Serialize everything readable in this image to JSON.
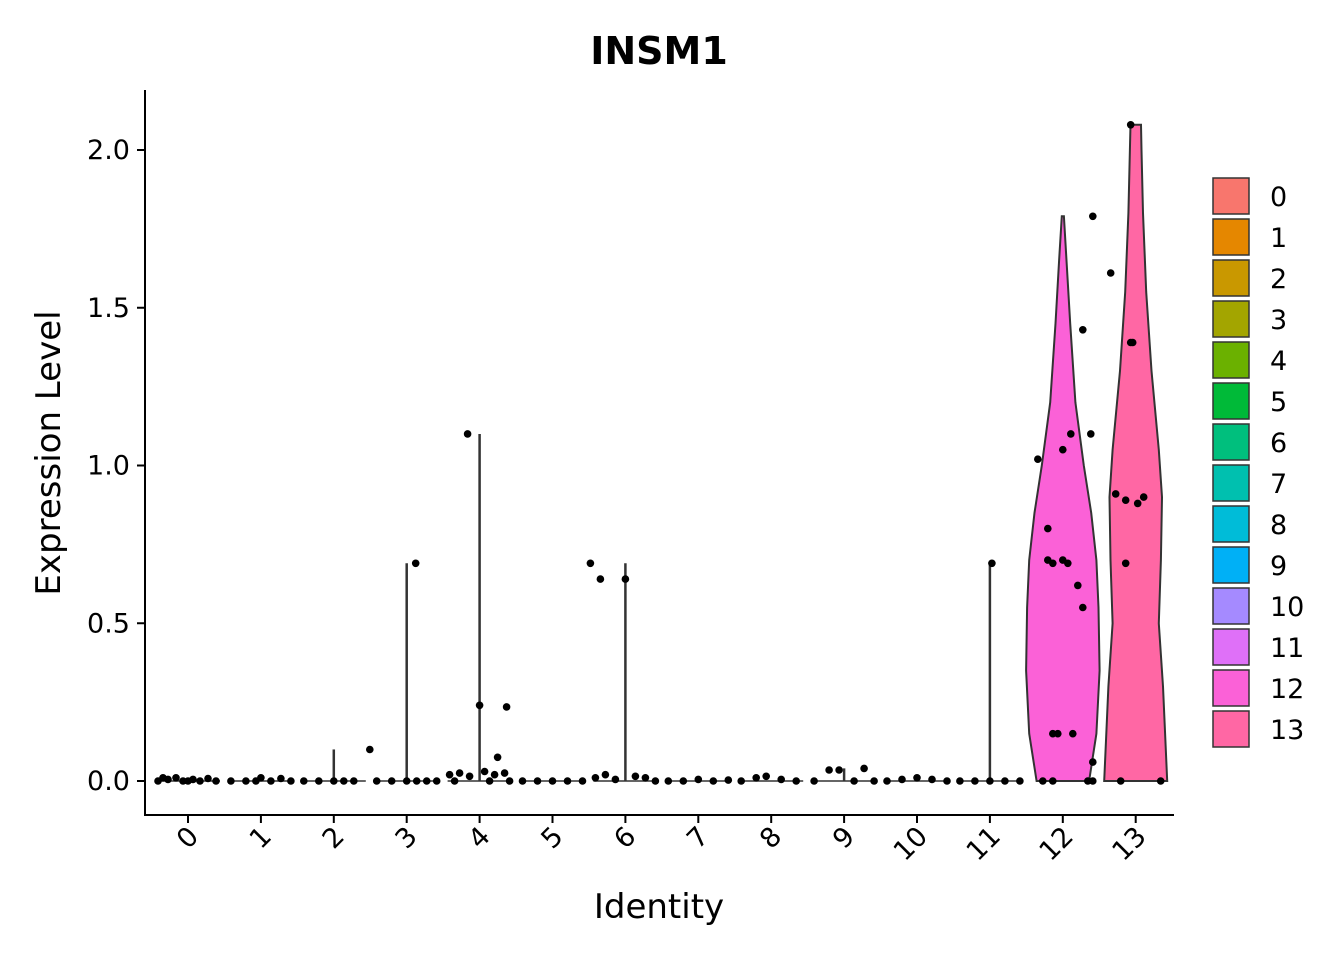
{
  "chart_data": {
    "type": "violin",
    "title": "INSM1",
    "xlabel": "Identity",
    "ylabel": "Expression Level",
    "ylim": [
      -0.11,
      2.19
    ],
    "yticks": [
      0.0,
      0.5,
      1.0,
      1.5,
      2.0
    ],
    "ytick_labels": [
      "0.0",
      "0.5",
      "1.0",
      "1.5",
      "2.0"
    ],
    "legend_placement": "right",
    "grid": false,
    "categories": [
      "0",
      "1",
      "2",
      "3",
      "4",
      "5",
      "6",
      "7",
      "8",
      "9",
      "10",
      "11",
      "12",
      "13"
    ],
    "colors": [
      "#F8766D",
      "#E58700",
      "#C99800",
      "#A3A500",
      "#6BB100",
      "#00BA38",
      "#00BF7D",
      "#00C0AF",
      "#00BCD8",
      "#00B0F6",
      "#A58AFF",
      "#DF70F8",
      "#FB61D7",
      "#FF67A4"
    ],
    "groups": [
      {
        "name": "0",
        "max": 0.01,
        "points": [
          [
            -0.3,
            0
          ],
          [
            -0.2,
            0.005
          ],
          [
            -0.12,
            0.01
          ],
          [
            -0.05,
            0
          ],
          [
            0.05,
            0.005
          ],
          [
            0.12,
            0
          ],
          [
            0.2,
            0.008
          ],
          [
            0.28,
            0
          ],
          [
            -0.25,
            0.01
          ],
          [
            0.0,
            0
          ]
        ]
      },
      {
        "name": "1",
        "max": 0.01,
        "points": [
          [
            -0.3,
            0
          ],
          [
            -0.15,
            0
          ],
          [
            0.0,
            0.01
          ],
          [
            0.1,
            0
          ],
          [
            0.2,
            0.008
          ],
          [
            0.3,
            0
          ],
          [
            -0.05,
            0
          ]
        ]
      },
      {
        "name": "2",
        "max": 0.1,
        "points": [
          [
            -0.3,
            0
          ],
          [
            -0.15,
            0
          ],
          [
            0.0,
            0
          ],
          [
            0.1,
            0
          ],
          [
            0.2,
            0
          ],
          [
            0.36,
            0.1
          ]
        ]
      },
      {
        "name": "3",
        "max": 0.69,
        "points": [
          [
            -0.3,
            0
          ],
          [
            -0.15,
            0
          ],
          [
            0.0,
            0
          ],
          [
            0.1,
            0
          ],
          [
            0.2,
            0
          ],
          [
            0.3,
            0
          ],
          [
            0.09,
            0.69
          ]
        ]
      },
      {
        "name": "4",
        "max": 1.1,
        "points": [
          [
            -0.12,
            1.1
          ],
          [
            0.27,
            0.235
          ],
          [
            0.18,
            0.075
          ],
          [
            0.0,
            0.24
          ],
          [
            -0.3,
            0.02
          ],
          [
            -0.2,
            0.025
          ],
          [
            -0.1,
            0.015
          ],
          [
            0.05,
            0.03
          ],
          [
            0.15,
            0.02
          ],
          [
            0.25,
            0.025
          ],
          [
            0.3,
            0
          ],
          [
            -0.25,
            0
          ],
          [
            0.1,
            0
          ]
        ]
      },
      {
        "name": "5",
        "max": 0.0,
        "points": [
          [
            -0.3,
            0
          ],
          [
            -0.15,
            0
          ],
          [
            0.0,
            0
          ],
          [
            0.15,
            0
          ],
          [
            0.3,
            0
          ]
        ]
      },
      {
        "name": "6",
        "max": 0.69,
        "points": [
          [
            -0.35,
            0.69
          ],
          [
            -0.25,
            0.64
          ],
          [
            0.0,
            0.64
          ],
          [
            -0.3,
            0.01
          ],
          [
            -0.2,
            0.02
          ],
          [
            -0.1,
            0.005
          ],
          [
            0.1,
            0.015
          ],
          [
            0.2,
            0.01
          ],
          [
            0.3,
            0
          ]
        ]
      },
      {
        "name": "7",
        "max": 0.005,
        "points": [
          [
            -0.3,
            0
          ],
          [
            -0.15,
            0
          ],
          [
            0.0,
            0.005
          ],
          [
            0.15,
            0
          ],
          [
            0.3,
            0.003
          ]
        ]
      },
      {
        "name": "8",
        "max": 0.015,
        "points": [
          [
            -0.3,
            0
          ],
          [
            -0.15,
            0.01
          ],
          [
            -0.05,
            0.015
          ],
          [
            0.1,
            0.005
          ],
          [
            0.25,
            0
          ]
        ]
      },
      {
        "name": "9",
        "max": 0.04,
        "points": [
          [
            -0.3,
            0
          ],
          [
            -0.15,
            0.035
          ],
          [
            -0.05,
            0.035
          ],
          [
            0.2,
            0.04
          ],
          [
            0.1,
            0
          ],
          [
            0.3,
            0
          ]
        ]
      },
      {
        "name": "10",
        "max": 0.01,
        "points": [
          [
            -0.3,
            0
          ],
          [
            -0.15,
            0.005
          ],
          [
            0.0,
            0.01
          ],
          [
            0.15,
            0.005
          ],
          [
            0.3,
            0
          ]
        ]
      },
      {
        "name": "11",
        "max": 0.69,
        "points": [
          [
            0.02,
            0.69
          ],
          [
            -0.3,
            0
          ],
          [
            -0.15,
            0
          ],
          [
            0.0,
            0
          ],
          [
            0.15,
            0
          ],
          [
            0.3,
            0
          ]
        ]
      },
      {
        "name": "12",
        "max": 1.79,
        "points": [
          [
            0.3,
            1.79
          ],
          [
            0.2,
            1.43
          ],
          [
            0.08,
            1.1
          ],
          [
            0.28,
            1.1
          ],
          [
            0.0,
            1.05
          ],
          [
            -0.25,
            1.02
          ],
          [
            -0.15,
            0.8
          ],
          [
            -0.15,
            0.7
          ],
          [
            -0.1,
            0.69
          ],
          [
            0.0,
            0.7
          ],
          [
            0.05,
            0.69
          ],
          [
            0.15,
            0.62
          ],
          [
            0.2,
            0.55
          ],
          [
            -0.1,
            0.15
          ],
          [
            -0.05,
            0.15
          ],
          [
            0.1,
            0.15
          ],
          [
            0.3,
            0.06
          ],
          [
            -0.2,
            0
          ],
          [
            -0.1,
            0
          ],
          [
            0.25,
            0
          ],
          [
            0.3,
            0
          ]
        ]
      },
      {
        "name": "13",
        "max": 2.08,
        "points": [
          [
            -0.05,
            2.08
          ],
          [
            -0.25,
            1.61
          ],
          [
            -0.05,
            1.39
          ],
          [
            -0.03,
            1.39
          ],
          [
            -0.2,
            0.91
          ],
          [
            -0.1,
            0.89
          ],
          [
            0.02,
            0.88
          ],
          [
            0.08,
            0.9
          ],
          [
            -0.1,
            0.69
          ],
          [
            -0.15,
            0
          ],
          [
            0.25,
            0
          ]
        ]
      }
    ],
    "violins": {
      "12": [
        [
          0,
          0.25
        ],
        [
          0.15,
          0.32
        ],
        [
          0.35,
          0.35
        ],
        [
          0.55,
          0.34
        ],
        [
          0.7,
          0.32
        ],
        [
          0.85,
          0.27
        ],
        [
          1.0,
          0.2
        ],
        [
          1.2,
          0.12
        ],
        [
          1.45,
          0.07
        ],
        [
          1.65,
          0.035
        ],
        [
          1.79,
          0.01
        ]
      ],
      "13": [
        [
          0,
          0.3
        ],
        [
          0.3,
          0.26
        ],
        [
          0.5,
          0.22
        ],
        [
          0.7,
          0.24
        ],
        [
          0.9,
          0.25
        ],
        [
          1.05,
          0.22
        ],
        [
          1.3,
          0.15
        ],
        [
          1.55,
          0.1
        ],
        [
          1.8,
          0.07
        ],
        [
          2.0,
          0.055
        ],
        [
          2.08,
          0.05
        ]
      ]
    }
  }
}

» **SHORT PROBLEM**:
Write the listing out a second time exactly, dropping all images.

» **TASK RESPONSE**:
Serialize everything readable in this image to JSON.
{
  "chart_data": {
    "type": "violin",
    "title": "INSM1",
    "xlabel": "Identity",
    "ylabel": "Expression Level",
    "ylim": [
      -0.11,
      2.19
    ],
    "yticks": [
      0.0,
      0.5,
      1.0,
      1.5,
      2.0
    ],
    "ytick_labels": [
      "0.0",
      "0.5",
      "1.0",
      "1.5",
      "2.0"
    ],
    "legend_placement": "right",
    "grid": false,
    "categories": [
      "0",
      "1",
      "2",
      "3",
      "4",
      "5",
      "6",
      "7",
      "8",
      "9",
      "10",
      "11",
      "12",
      "13"
    ],
    "colors": [
      "#F8766D",
      "#E58700",
      "#C99800",
      "#A3A500",
      "#6BB100",
      "#00BA38",
      "#00BF7D",
      "#00C0AF",
      "#00BCD8",
      "#00B0F6",
      "#A58AFF",
      "#DF70F8",
      "#FB61D7",
      "#FF67A4"
    ],
    "groups": [
      {
        "name": "0",
        "max": 0.01,
        "points": [
          [
            -0.3,
            0
          ],
          [
            -0.2,
            0.005
          ],
          [
            -0.12,
            0.01
          ],
          [
            -0.05,
            0
          ],
          [
            0.05,
            0.005
          ],
          [
            0.12,
            0
          ],
          [
            0.2,
            0.008
          ],
          [
            0.28,
            0
          ],
          [
            -0.25,
            0.01
          ],
          [
            0.0,
            0
          ]
        ]
      },
      {
        "name": "1",
        "max": 0.01,
        "points": [
          [
            -0.3,
            0
          ],
          [
            -0.15,
            0
          ],
          [
            0.0,
            0.01
          ],
          [
            0.1,
            0
          ],
          [
            0.2,
            0.008
          ],
          [
            0.3,
            0
          ],
          [
            -0.05,
            0
          ]
        ]
      },
      {
        "name": "2",
        "max": 0.1,
        "points": [
          [
            -0.3,
            0
          ],
          [
            -0.15,
            0
          ],
          [
            0.0,
            0
          ],
          [
            0.1,
            0
          ],
          [
            0.2,
            0
          ],
          [
            0.36,
            0.1
          ]
        ]
      },
      {
        "name": "3",
        "max": 0.69,
        "points": [
          [
            -0.3,
            0
          ],
          [
            -0.15,
            0
          ],
          [
            0.0,
            0
          ],
          [
            0.1,
            0
          ],
          [
            0.2,
            0
          ],
          [
            0.3,
            0
          ],
          [
            0.09,
            0.69
          ]
        ]
      },
      {
        "name": "4",
        "max": 1.1,
        "points": [
          [
            -0.12,
            1.1
          ],
          [
            0.27,
            0.235
          ],
          [
            0.18,
            0.075
          ],
          [
            0.0,
            0.24
          ],
          [
            -0.3,
            0.02
          ],
          [
            -0.2,
            0.025
          ],
          [
            -0.1,
            0.015
          ],
          [
            0.05,
            0.03
          ],
          [
            0.15,
            0.02
          ],
          [
            0.25,
            0.025
          ],
          [
            0.3,
            0
          ],
          [
            -0.25,
            0
          ],
          [
            0.1,
            0
          ]
        ]
      },
      {
        "name": "5",
        "max": 0.0,
        "points": [
          [
            -0.3,
            0
          ],
          [
            -0.15,
            0
          ],
          [
            0.0,
            0
          ],
          [
            0.15,
            0
          ],
          [
            0.3,
            0
          ]
        ]
      },
      {
        "name": "6",
        "max": 0.69,
        "points": [
          [
            -0.35,
            0.69
          ],
          [
            -0.25,
            0.64
          ],
          [
            0.0,
            0.64
          ],
          [
            -0.3,
            0.01
          ],
          [
            -0.2,
            0.02
          ],
          [
            -0.1,
            0.005
          ],
          [
            0.1,
            0.015
          ],
          [
            0.2,
            0.01
          ],
          [
            0.3,
            0
          ]
        ]
      },
      {
        "name": "7",
        "max": 0.005,
        "points": [
          [
            -0.3,
            0
          ],
          [
            -0.15,
            0
          ],
          [
            0.0,
            0.005
          ],
          [
            0.15,
            0
          ],
          [
            0.3,
            0.003
          ]
        ]
      },
      {
        "name": "8",
        "max": 0.015,
        "points": [
          [
            -0.3,
            0
          ],
          [
            -0.15,
            0.01
          ],
          [
            -0.05,
            0.015
          ],
          [
            0.1,
            0.005
          ],
          [
            0.25,
            0
          ]
        ]
      },
      {
        "name": "9",
        "max": 0.04,
        "points": [
          [
            -0.3,
            0
          ],
          [
            -0.15,
            0.035
          ],
          [
            -0.05,
            0.035
          ],
          [
            0.2,
            0.04
          ],
          [
            0.1,
            0
          ],
          [
            0.3,
            0
          ]
        ]
      },
      {
        "name": "10",
        "max": 0.01,
        "points": [
          [
            -0.3,
            0
          ],
          [
            -0.15,
            0.005
          ],
          [
            0.0,
            0.01
          ],
          [
            0.15,
            0.005
          ],
          [
            0.3,
            0
          ]
        ]
      },
      {
        "name": "11",
        "max": 0.69,
        "points": [
          [
            0.02,
            0.69
          ],
          [
            -0.3,
            0
          ],
          [
            -0.15,
            0
          ],
          [
            0.0,
            0
          ],
          [
            0.15,
            0
          ],
          [
            0.3,
            0
          ]
        ]
      },
      {
        "name": "12",
        "max": 1.79,
        "points": [
          [
            0.3,
            1.79
          ],
          [
            0.2,
            1.43
          ],
          [
            0.08,
            1.1
          ],
          [
            0.28,
            1.1
          ],
          [
            0.0,
            1.05
          ],
          [
            -0.25,
            1.02
          ],
          [
            -0.15,
            0.8
          ],
          [
            -0.15,
            0.7
          ],
          [
            -0.1,
            0.69
          ],
          [
            0.0,
            0.7
          ],
          [
            0.05,
            0.69
          ],
          [
            0.15,
            0.62
          ],
          [
            0.2,
            0.55
          ],
          [
            -0.1,
            0.15
          ],
          [
            -0.05,
            0.15
          ],
          [
            0.1,
            0.15
          ],
          [
            0.3,
            0.06
          ],
          [
            -0.2,
            0
          ],
          [
            -0.1,
            0
          ],
          [
            0.25,
            0
          ],
          [
            0.3,
            0
          ]
        ]
      },
      {
        "name": "13",
        "max": 2.08,
        "points": [
          [
            -0.05,
            2.08
          ],
          [
            -0.25,
            1.61
          ],
          [
            -0.05,
            1.39
          ],
          [
            -0.03,
            1.39
          ],
          [
            -0.2,
            0.91
          ],
          [
            -0.1,
            0.89
          ],
          [
            0.02,
            0.88
          ],
          [
            0.08,
            0.9
          ],
          [
            -0.1,
            0.69
          ],
          [
            -0.15,
            0
          ],
          [
            0.25,
            0
          ]
        ]
      }
    ],
    "violins": {
      "12": [
        [
          0,
          0.25
        ],
        [
          0.15,
          0.32
        ],
        [
          0.35,
          0.35
        ],
        [
          0.55,
          0.34
        ],
        [
          0.7,
          0.32
        ],
        [
          0.85,
          0.27
        ],
        [
          1.0,
          0.2
        ],
        [
          1.2,
          0.12
        ],
        [
          1.45,
          0.07
        ],
        [
          1.65,
          0.035
        ],
        [
          1.79,
          0.01
        ]
      ],
      "13": [
        [
          0,
          0.3
        ],
        [
          0.3,
          0.26
        ],
        [
          0.5,
          0.22
        ],
        [
          0.7,
          0.24
        ],
        [
          0.9,
          0.25
        ],
        [
          1.05,
          0.22
        ],
        [
          1.3,
          0.15
        ],
        [
          1.55,
          0.1
        ],
        [
          1.8,
          0.07
        ],
        [
          2.0,
          0.055
        ],
        [
          2.08,
          0.05
        ]
      ]
    }
  }
}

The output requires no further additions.